>>

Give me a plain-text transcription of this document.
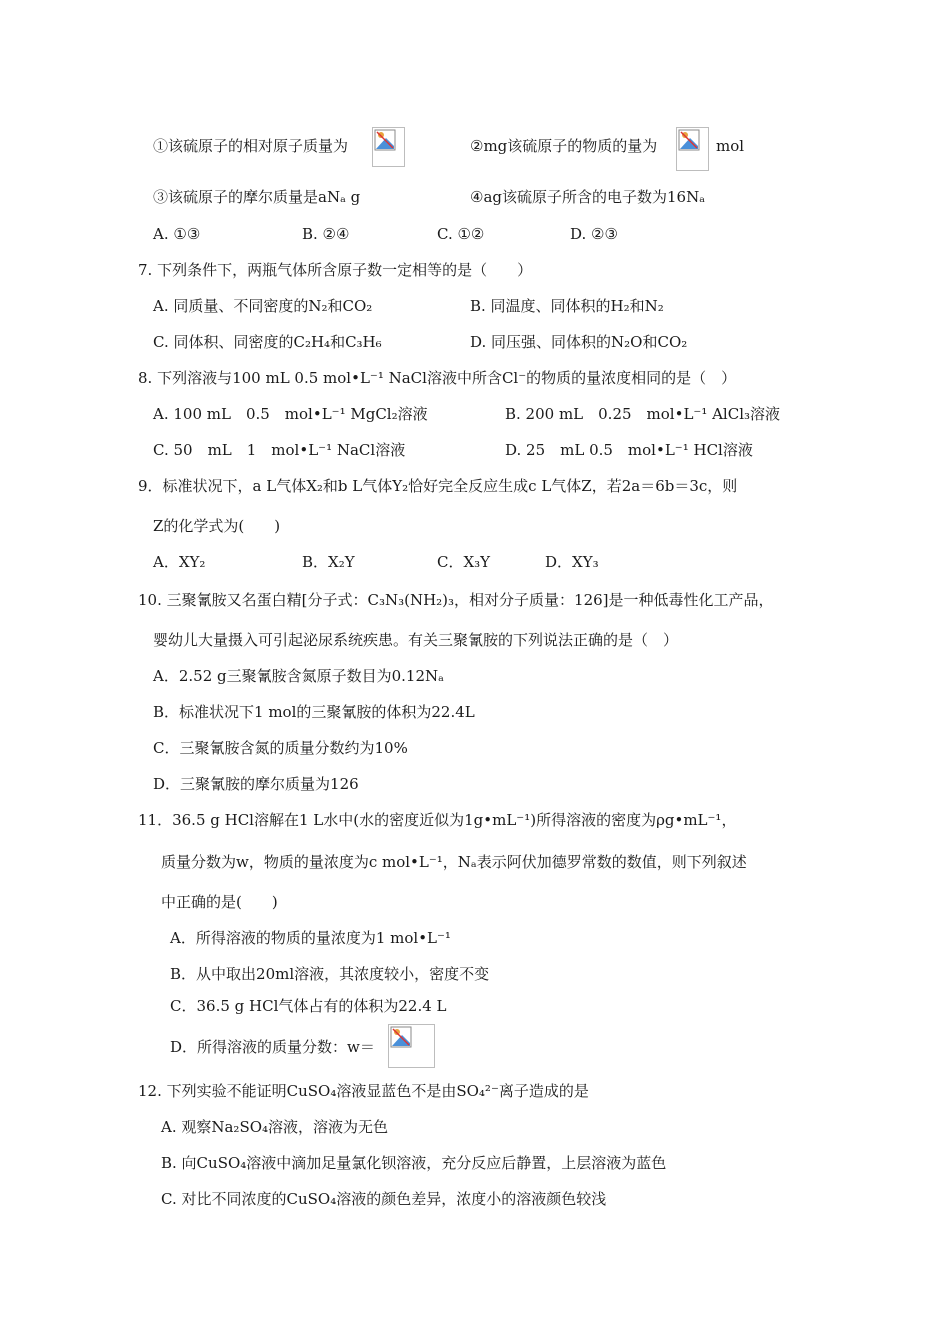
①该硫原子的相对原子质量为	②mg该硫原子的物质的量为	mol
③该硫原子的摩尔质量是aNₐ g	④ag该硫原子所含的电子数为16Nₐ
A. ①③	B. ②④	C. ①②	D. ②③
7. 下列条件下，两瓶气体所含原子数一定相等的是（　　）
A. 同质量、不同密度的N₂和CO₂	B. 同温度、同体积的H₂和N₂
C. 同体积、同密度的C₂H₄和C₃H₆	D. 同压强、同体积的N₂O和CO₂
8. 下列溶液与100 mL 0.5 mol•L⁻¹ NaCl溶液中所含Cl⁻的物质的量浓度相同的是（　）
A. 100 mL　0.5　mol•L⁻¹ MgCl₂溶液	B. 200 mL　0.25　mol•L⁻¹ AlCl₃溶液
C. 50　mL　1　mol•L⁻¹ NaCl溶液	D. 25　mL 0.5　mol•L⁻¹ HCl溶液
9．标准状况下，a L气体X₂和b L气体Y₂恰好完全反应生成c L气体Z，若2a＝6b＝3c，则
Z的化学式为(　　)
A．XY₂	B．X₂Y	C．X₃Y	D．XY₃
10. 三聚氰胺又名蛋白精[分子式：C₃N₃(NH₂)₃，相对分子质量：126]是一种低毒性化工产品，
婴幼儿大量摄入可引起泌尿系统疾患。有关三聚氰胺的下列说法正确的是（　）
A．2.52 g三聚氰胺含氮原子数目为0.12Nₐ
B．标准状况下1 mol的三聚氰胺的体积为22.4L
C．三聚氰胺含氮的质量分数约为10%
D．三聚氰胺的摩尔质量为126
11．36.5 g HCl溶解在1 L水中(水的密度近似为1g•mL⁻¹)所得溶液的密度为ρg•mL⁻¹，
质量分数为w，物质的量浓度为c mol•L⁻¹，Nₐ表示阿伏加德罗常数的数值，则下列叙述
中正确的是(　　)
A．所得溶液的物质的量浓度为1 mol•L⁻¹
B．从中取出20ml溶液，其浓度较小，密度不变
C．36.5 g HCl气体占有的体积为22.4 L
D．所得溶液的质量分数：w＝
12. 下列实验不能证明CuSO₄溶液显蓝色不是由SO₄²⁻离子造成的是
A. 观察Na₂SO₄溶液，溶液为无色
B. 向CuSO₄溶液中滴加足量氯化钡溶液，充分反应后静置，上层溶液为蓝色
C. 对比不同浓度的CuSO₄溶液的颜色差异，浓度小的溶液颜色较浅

<<

■ **WHAT IS BEING ASKED**
Restate the data above exactly, stripping out each image.

■ **IN RESPONSE**
Give me a plain-text transcription of this document.
①该硫原子的相对原子质量为	②mg该硫原子的物质的量为	mol
③该硫原子的摩尔质量是aNₐ g	④ag该硫原子所含的电子数为16Nₐ
A. ①③	B. ②④	C. ①②	D. ②③
7. 下列条件下，两瓶气体所含原子数一定相等的是（　　）
A. 同质量、不同密度的N₂和CO₂	B. 同温度、同体积的H₂和N₂
C. 同体积、同密度的C₂H₄和C₃H₆	D. 同压强、同体积的N₂O和CO₂
8. 下列溶液与100 mL 0.5 mol•L⁻¹ NaCl溶液中所含Cl⁻的物质的量浓度相同的是（　）
A. 100 mL　0.5　mol•L⁻¹ MgCl₂溶液	B. 200 mL　0.25　mol•L⁻¹ AlCl₃溶液
C. 50　mL　1　mol•L⁻¹ NaCl溶液	D. 25　mL 0.5　mol•L⁻¹ HCl溶液
9．标准状况下，a L气体X₂和b L气体Y₂恰好完全反应生成c L气体Z，若2a＝6b＝3c，则
Z的化学式为(　　)
A．XY₂	B．X₂Y	C．X₃Y	D．XY₃
10. 三聚氰胺又名蛋白精[分子式：C₃N₃(NH₂)₃，相对分子质量：126]是一种低毒性化工产品，
婴幼儿大量摄入可引起泌尿系统疾患。有关三聚氰胺的下列说法正确的是（　）
A．2.52 g三聚氰胺含氮原子数目为0.12Nₐ
B．标准状况下1 mol的三聚氰胺的体积为22.4L
C．三聚氰胺含氮的质量分数约为10%
D．三聚氰胺的摩尔质量为126
11．36.5 g HCl溶解在1 L水中(水的密度近似为1g•mL⁻¹)所得溶液的密度为ρg•mL⁻¹，
质量分数为w，物质的量浓度为c mol•L⁻¹，Nₐ表示阿伏加德罗常数的数值，则下列叙述
中正确的是(　　)
A．所得溶液的物质的量浓度为1 mol•L⁻¹
B．从中取出20ml溶液，其浓度较小，密度不变
C．36.5 g HCl气体占有的体积为22.4 L
D．所得溶液的质量分数：w＝
12. 下列实验不能证明CuSO₄溶液显蓝色不是由SO₄²⁻离子造成的是
A. 观察Na₂SO₄溶液，溶液为无色
B. 向CuSO₄溶液中滴加足量氯化钡溶液，充分反应后静置，上层溶液为蓝色
C. 对比不同浓度的CuSO₄溶液的颜色差异，浓度小的溶液颜色较浅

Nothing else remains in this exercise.